▶ [STATED TASK]: Locate and copy each line in the data that contains the word "素敵な辺境伯令息に腕を折られたので".

-- START DATA SHOWN --

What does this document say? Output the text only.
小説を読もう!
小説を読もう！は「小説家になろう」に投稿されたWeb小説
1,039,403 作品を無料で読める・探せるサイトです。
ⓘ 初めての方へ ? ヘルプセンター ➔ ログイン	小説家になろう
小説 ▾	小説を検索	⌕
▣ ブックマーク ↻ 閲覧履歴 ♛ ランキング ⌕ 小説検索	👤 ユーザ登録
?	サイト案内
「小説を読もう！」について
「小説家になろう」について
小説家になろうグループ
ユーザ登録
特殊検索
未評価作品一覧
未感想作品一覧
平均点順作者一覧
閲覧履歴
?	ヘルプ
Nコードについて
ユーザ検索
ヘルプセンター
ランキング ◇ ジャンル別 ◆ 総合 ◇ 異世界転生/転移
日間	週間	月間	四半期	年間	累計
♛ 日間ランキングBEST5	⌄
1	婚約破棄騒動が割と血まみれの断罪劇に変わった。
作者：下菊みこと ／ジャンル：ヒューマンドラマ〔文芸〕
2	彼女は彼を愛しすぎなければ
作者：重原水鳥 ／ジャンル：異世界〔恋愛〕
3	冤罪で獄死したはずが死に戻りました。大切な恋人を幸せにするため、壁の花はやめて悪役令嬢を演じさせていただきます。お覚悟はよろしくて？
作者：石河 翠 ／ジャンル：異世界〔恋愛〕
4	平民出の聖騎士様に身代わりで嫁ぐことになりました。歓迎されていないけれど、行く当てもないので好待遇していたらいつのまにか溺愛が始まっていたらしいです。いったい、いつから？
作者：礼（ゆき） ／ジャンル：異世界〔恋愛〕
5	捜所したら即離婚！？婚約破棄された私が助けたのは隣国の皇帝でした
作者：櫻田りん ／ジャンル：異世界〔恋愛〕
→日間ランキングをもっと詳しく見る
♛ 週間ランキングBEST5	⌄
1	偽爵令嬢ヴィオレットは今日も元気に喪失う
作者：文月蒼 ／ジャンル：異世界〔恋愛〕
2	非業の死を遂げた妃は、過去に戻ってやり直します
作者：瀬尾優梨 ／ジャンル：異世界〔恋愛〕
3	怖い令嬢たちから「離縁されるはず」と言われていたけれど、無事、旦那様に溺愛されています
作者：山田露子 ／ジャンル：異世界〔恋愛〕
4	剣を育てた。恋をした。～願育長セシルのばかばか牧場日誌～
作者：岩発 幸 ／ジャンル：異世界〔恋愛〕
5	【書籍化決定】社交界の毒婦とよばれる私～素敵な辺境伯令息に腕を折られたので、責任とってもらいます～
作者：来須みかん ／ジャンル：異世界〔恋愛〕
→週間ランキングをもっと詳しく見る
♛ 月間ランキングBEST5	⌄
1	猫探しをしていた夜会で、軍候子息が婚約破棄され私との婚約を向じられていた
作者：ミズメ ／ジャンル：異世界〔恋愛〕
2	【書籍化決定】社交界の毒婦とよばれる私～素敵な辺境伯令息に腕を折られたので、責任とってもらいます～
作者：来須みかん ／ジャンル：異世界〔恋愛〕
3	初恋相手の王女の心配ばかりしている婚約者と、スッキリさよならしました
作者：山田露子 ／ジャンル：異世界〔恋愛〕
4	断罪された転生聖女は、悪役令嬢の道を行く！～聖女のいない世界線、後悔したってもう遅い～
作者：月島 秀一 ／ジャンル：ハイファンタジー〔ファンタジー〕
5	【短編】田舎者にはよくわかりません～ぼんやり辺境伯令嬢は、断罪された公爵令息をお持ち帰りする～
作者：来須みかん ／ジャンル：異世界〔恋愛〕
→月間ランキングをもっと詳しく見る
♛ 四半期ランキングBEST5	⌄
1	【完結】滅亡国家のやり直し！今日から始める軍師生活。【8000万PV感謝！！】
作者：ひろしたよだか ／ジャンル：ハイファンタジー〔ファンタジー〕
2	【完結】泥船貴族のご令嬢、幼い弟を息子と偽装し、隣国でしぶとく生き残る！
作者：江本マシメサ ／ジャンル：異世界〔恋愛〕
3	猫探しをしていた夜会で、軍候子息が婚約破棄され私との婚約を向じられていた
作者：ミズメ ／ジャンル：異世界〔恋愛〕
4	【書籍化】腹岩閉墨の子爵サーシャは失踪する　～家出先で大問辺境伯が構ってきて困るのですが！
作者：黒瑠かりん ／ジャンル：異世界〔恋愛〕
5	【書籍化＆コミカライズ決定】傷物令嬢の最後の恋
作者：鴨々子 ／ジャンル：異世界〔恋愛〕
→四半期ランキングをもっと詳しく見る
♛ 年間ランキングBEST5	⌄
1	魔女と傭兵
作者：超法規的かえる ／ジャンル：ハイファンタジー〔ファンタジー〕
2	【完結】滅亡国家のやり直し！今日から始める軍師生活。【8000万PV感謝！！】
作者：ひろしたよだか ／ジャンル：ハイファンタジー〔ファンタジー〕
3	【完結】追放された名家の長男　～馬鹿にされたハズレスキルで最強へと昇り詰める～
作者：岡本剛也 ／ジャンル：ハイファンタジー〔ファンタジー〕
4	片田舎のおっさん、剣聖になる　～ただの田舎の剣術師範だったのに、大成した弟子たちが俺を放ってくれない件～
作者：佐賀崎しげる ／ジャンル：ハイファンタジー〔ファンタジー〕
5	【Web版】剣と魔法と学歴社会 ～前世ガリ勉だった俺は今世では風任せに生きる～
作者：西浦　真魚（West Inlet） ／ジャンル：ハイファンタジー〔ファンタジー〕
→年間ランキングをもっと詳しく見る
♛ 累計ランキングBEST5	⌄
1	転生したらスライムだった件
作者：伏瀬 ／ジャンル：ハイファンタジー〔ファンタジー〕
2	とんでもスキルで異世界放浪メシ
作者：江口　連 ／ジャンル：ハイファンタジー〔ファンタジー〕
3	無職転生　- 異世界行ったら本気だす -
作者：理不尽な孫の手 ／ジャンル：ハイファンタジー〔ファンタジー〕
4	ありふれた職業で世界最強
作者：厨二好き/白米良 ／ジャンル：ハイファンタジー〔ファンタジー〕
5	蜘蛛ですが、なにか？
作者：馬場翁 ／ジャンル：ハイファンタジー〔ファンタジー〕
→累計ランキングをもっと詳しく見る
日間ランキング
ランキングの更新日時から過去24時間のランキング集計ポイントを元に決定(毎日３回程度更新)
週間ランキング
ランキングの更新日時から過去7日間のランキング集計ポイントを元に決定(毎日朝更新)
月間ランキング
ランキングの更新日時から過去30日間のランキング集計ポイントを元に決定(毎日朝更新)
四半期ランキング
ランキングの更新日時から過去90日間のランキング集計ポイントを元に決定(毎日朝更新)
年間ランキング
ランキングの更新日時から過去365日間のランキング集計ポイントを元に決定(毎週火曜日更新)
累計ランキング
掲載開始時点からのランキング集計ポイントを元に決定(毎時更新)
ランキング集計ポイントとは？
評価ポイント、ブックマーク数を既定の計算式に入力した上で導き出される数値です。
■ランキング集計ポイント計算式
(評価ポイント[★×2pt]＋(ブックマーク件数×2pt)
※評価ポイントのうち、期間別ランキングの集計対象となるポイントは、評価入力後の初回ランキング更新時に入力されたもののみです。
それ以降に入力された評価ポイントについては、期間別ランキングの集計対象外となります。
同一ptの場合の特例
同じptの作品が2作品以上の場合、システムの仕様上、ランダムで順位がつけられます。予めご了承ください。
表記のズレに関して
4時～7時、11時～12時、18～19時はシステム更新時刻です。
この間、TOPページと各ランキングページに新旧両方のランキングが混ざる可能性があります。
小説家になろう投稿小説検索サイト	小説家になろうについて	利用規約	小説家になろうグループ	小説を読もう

-- END DATA SHOWN --

▶ [TASK RESPONSE]:
5	【書籍化決定】社交界の毒婦とよばれる私～素敵な辺境伯令息に腕を折られたので、責任とってもらいます～
2	【書籍化決定】社交界の毒婦とよばれる私～素敵な辺境伯令息に腕を折られたので、責任とってもらいます～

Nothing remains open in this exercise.